Objective ▸
Of the lines in the listing, how many include the string "الجامعة"? Write the number and nothing else.

(Extracted records)
===
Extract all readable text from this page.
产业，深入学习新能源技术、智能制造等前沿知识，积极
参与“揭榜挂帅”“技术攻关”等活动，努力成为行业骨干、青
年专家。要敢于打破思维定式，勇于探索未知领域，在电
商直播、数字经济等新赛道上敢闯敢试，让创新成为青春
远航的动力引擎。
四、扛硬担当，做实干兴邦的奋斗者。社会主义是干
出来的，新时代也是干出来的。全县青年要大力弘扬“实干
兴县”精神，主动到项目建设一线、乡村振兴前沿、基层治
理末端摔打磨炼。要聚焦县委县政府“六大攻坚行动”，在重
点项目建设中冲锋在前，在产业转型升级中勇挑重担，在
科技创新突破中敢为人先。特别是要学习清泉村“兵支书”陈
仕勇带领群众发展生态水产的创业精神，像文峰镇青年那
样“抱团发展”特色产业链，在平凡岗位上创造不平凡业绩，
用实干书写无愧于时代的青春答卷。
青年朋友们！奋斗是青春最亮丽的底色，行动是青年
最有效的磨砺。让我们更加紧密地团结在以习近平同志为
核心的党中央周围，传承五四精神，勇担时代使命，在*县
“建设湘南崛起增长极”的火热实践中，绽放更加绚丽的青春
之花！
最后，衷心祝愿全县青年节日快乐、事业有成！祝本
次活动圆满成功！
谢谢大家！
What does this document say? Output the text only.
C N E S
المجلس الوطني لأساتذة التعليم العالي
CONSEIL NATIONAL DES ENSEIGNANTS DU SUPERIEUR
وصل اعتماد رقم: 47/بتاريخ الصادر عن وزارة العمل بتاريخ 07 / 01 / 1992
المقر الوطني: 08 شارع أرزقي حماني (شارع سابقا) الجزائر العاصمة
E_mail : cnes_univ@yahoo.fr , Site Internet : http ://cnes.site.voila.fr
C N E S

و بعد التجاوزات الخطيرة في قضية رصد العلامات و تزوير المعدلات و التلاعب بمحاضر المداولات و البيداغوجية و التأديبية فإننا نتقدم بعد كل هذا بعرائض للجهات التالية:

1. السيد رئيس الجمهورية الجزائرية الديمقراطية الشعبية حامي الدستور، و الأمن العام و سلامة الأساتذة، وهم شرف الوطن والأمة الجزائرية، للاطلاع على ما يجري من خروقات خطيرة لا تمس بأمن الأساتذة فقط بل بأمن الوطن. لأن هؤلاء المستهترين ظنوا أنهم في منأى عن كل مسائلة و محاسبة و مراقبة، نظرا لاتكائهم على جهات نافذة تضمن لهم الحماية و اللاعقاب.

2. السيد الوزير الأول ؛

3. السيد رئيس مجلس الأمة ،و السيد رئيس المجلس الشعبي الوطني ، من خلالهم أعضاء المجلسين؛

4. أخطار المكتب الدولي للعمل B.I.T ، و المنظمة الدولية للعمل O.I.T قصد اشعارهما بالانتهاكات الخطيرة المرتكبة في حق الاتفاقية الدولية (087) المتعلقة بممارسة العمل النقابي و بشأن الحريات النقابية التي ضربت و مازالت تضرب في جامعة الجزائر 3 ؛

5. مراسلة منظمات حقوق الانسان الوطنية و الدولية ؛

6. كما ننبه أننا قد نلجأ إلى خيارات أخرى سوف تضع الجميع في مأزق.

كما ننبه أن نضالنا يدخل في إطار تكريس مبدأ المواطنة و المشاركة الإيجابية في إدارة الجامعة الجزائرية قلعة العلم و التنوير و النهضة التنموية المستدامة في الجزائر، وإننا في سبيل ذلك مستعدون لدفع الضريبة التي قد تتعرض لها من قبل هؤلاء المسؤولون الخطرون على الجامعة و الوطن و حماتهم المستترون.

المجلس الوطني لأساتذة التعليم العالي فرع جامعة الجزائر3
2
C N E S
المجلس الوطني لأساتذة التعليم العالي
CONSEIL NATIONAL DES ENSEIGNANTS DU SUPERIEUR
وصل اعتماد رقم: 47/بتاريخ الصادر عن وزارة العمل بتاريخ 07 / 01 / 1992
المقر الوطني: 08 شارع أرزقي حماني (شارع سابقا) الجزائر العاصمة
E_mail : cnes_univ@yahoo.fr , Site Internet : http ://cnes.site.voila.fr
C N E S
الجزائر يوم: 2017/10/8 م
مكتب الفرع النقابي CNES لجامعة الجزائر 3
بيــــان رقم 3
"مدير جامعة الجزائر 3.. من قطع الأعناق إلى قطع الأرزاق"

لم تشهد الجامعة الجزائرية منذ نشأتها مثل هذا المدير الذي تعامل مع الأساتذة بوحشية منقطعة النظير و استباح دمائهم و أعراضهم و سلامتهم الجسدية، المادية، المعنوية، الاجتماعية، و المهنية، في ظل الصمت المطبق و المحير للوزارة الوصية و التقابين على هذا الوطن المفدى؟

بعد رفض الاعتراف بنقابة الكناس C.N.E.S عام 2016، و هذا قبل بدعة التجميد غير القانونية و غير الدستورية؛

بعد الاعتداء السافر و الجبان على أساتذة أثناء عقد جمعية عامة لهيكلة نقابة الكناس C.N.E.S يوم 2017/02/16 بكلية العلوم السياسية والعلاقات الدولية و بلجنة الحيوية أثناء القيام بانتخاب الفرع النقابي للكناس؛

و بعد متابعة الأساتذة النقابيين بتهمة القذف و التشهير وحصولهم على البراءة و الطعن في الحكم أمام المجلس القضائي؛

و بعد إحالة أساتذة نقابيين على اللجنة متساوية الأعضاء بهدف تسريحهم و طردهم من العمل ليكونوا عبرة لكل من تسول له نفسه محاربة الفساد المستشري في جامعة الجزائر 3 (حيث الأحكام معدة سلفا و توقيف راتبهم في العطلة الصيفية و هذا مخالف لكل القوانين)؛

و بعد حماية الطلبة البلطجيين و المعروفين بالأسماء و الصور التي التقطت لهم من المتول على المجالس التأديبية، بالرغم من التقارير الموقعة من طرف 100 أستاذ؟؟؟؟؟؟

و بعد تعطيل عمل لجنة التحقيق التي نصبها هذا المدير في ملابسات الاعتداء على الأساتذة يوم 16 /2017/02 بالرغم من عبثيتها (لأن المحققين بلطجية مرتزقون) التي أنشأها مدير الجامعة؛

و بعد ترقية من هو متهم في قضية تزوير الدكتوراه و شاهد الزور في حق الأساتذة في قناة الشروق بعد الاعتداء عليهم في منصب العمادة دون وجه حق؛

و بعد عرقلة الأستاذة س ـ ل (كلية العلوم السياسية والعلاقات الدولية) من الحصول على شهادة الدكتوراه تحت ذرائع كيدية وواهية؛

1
===
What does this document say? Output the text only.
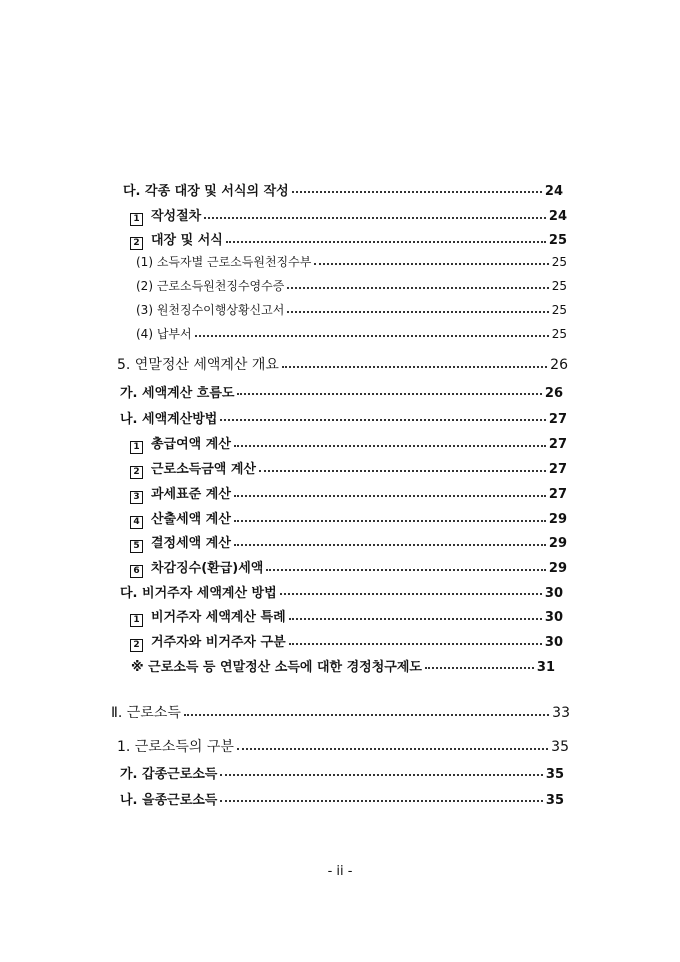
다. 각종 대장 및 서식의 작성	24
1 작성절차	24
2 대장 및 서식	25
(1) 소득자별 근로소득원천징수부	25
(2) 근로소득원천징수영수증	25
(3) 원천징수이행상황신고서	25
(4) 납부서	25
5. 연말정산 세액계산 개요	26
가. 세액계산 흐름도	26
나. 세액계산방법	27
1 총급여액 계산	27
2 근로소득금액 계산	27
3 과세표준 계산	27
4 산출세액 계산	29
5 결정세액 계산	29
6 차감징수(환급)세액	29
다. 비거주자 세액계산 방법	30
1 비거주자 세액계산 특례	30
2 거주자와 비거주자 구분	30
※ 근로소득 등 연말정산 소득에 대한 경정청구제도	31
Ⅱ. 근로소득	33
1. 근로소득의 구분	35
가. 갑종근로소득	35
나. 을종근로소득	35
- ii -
===
Output ▸
3